===== Data for processing =====

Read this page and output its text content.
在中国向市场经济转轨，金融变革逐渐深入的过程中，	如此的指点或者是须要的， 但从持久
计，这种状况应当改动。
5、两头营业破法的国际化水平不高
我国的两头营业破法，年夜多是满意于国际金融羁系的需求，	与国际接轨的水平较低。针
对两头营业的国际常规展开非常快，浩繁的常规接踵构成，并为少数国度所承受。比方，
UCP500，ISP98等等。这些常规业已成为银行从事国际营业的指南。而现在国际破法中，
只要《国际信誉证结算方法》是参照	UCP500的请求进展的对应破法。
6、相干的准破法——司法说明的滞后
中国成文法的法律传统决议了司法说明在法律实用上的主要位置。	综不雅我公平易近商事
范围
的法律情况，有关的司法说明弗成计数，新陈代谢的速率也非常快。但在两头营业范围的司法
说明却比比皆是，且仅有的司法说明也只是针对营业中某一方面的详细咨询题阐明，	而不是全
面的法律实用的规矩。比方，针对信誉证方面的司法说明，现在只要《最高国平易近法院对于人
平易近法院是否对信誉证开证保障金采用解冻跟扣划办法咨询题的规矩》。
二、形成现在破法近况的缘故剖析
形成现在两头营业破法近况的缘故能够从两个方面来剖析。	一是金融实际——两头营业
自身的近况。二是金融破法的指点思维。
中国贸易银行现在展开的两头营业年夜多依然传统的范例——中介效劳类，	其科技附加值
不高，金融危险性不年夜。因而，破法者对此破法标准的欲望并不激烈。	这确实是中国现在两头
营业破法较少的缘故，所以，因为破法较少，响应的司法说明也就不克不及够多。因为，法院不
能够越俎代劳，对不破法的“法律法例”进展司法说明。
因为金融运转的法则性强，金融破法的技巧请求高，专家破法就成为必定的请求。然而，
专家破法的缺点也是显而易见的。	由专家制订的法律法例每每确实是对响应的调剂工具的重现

=====
===== Data for processing =====

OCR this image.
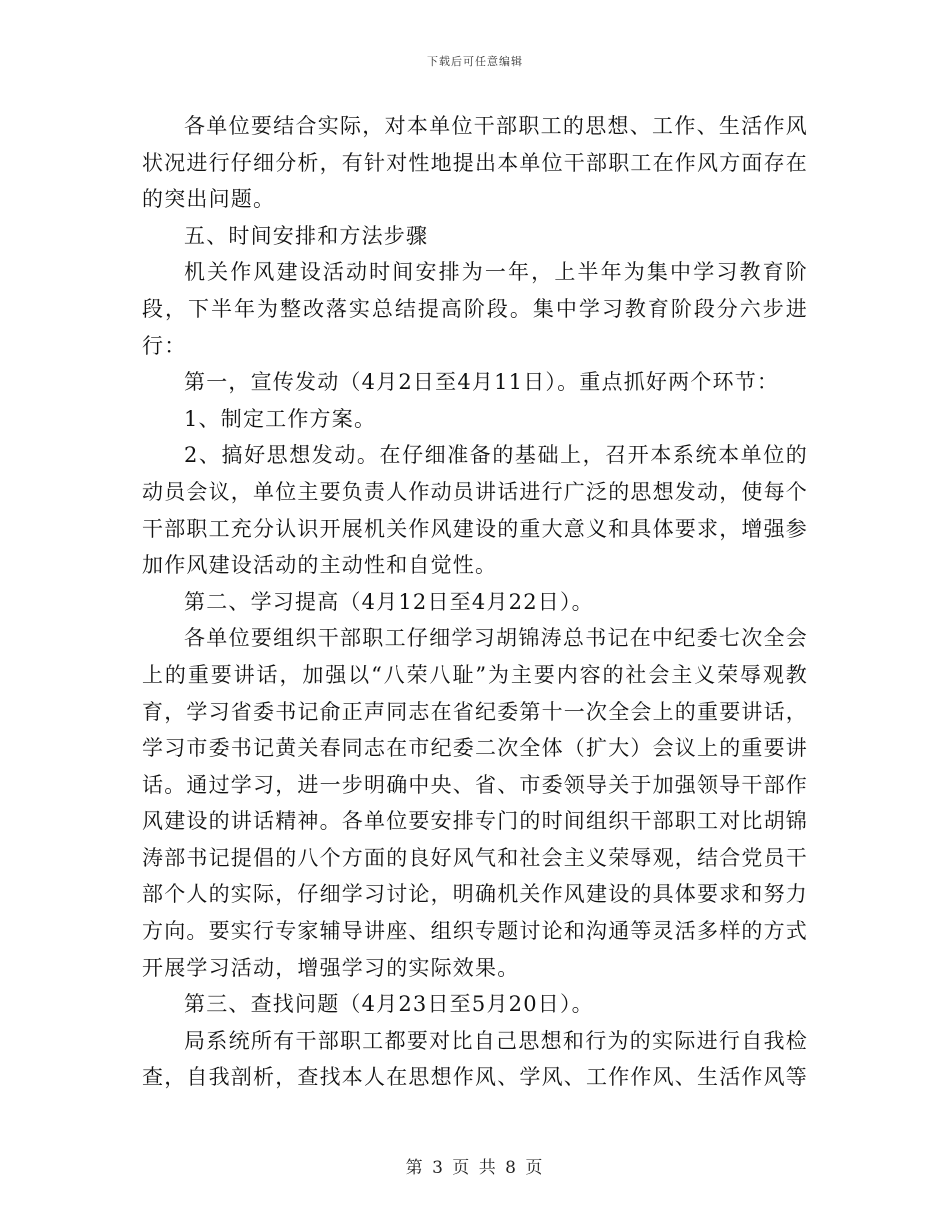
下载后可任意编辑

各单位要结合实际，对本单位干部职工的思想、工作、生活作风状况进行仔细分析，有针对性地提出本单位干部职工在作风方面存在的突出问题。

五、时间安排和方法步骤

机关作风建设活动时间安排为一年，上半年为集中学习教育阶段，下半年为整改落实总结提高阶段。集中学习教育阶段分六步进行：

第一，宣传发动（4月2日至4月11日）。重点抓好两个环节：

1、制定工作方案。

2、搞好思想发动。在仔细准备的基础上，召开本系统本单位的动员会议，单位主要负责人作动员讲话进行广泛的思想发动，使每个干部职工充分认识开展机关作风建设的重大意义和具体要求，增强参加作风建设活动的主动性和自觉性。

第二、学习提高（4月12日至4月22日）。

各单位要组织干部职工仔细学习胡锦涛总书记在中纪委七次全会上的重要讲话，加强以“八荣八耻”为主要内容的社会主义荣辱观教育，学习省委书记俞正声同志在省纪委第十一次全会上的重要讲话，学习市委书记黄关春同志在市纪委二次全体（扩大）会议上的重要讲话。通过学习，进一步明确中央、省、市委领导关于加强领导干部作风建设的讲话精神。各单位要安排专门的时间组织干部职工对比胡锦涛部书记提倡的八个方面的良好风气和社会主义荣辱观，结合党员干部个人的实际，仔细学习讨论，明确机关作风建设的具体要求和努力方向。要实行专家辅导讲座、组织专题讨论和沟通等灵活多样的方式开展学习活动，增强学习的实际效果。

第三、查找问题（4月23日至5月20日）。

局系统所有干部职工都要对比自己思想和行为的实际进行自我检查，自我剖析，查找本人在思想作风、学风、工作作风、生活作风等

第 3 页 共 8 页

=====

Written instruction = Filter the data for the string "this" and copy every line that has it.

Complete response =
Read this page and output its text content.
OCR this image.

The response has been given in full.